### WORK TO BE COMPLETED
Which lines hold the word "JSON"? Show each of them.
begin MATERIAL FOR THE TASK
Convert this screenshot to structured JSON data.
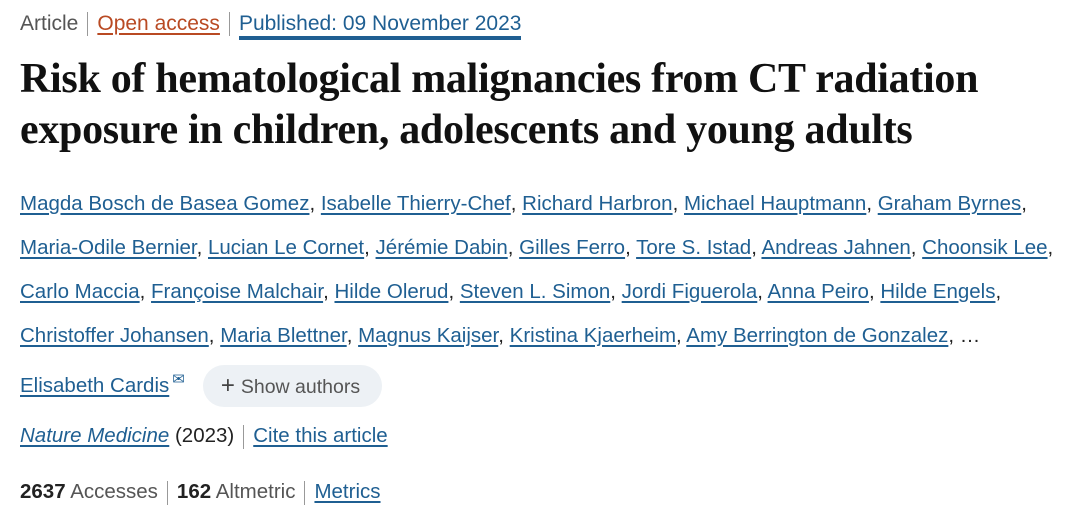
{
  "meta": {
    "type": "Article",
    "access": "Open access",
    "published": "Published: 09 November 2023"
  },
  "title": "Risk of hematological malignancies from CT radiation exposure in children, adolescents and young adults",
  "authors": [
    "Magda Bosch de Basea Gomez",
    "Isabelle Thierry-Chef",
    "Richard Harbron",
    "Michael Hauptmann",
    "Graham Byrnes",
    "Maria-Odile Bernier",
    "Lucian Le Cornet",
    "Jérémie Dabin",
    "Gilles Ferro",
    "Tore S. Istad",
    "Andreas Jahnen",
    "Choonsik Lee",
    "Carlo Maccia",
    "Françoise Malchair",
    "Hilde Olerud",
    "Steven L. Simon",
    "Jordi Figuerola",
    "Anna Peiro",
    "Hilde Engels",
    "Christoffer Johansen",
    "Maria Blettner",
    "Magnus Kaijser",
    "Kristina Kjaerheim",
    "Amy Berrington de Gonzalez"
  ],
  "ellipsis": "…",
  "corresponding_author": "Elisabeth Cardis",
  "show_authors": "Show authors",
  "journal": {
    "name": "Nature Medicine",
    "year": "(2023)",
    "cite": "Cite this article"
  },
  "metrics": {
    "accesses": "2637",
    "accesses_label": "Accesses",
    "altmetric": "162",
    "altmetric_label": "Altmetric",
    "metrics_link": "Metrics"
  }
}
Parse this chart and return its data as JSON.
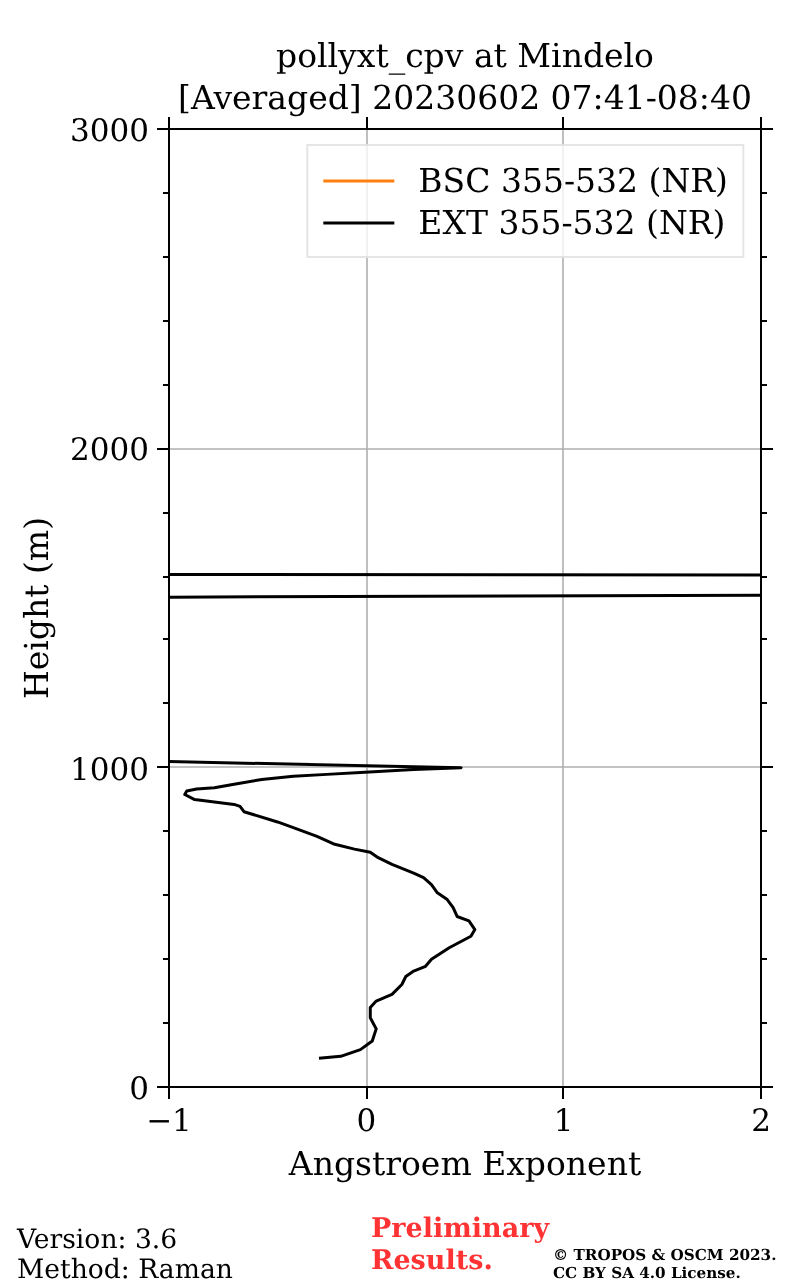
{
  "chart_data": {
    "type": "line",
    "title": "pollyxt_cpv at Mindelo",
    "subtitle": "[Averaged] 20230602 07:41-08:40",
    "xlabel": "Angstroem Exponent",
    "ylabel": "Height (m)",
    "xlim": [
      -1,
      2
    ],
    "ylim": [
      0,
      3000
    ],
    "xticks": [
      {
        "value": -1,
        "label": "−1"
      },
      0,
      1,
      2
    ],
    "yticks": [
      0,
      {
        "value": 200,
        "label": null
      },
      {
        "value": 400,
        "label": null
      },
      {
        "value": 600,
        "label": null
      },
      {
        "value": 800,
        "label": null
      },
      1000,
      {
        "value": 1200,
        "label": null
      },
      {
        "value": 1400,
        "label": null
      },
      {
        "value": 1600,
        "label": null
      },
      {
        "value": 1800,
        "label": null
      },
      2000,
      {
        "value": 2200,
        "label": null
      },
      {
        "value": 2400,
        "label": null
      },
      {
        "value": 2600,
        "label": null
      },
      {
        "value": 2800,
        "label": null
      },
      3000
    ],
    "grid": true,
    "legend": "top right",
    "series": [
      {
        "name": "BSC 355-532 (NR)",
        "color": "#ff7f0e"
      },
      {
        "name": "EXT 355-532 (NR)",
        "color": "#000000",
        "x": [
          -0.24,
          -0.13,
          -0.03,
          0.03,
          0.05,
          0.02,
          0.02,
          0.05,
          0.13,
          0.18,
          0.2,
          0.24,
          0.3,
          0.33,
          0.42,
          0.53,
          0.55,
          0.52,
          0.46,
          0.44,
          0.41,
          0.36,
          0.33,
          0.29,
          0.24,
          0.13,
          0.06,
          0.02,
          -0.06,
          -0.16,
          -0.25,
          -0.37,
          -0.45,
          -0.62,
          -0.64,
          -0.67,
          -0.87,
          -0.92,
          -0.91,
          -0.86,
          -0.77,
          -0.67,
          -0.53,
          -0.37,
          -0.2,
          -0.03,
          0.24,
          0.48,
          -1
        ],
        "values": [
          90,
          96,
          117,
          144,
          182,
          217,
          249,
          269,
          290,
          321,
          346,
          363,
          378,
          400,
          436,
          472,
          493,
          520,
          534,
          562,
          587,
          608,
          634,
          656,
          670,
          697,
          718,
          735,
          745,
          760,
          785,
          812,
          830,
          862,
          879,
          885,
          900,
          916,
          927,
          933,
          937,
          948,
          963,
          973,
          979,
          985,
          994,
          1000,
          1019
        ]
      },
      {
        "color": "#000000",
        "x": [
          -1,
          2
        ],
        "values": [
          1534,
          1540
        ]
      },
      {
        "color": "#000000",
        "x": [
          -1,
          2
        ],
        "values": [
          1605,
          1603
        ]
      }
    ],
    "annotations": [
      "Version: 3.6",
      "Method: Raman",
      "Preliminary",
      "Results.",
      "© TROPOS & OSCM 2023.",
      "CC BY SA 4.0 License."
    ]
  }
}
end MATERIAL FOR THE TASK
### RESULT OF THE EXERCISE
Convert this screenshot to structured JSON data.
Parse this chart and return its data as JSON.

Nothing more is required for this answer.